Copy out the records precisely, omitting pictures.

┏━━

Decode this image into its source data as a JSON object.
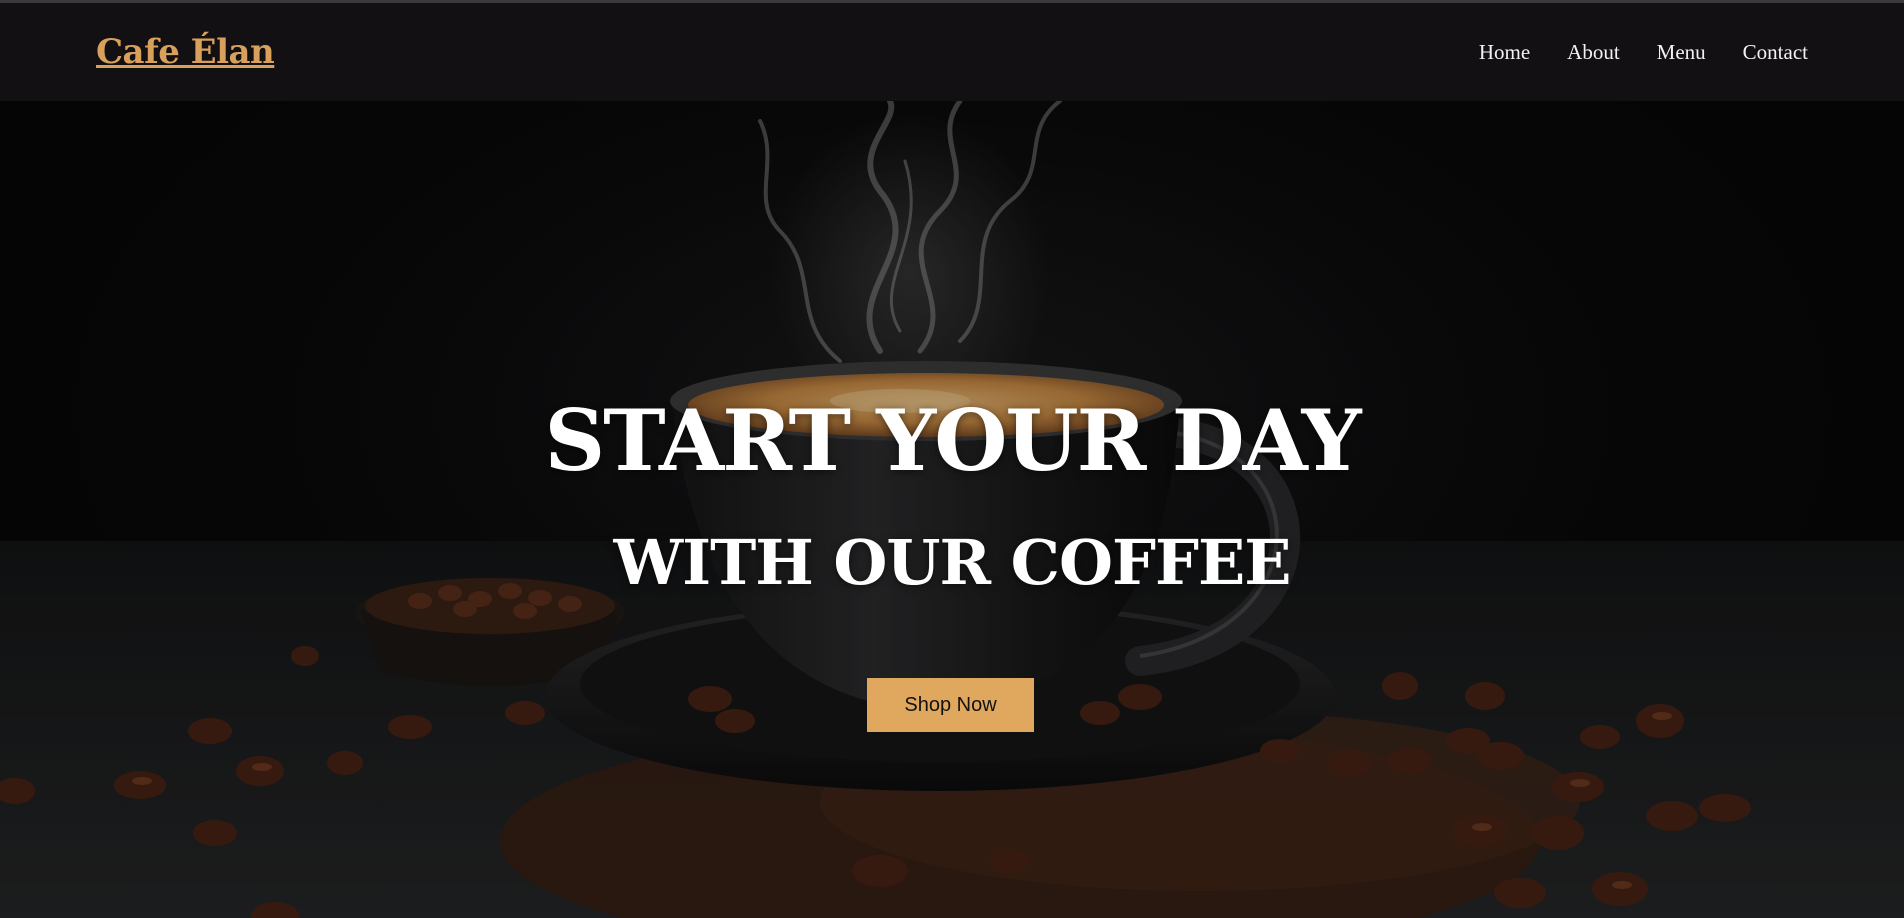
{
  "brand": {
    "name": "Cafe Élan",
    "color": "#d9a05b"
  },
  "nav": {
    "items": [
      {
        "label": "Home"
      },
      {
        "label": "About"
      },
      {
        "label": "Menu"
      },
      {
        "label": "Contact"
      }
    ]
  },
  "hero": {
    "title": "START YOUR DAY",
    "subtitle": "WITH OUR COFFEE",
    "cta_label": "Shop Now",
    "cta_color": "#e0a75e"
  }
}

┗━━

## Final result
Decode this image into its source data as a JSON object.
{
  "brand": {
    "name": "Cafe Élan",
    "color": "#d9a05b"
  },
  "nav": {
    "items": [
      {
        "label": "Home"
      },
      {
        "label": "About"
      },
      {
        "label": "Menu"
      },
      {
        "label": "Contact"
      }
    ]
  },
  "hero": {
    "title": "START YOUR DAY",
    "subtitle": "WITH OUR COFFEE",
    "cta_label": "Shop Now",
    "cta_color": "#e0a75e"
  }
}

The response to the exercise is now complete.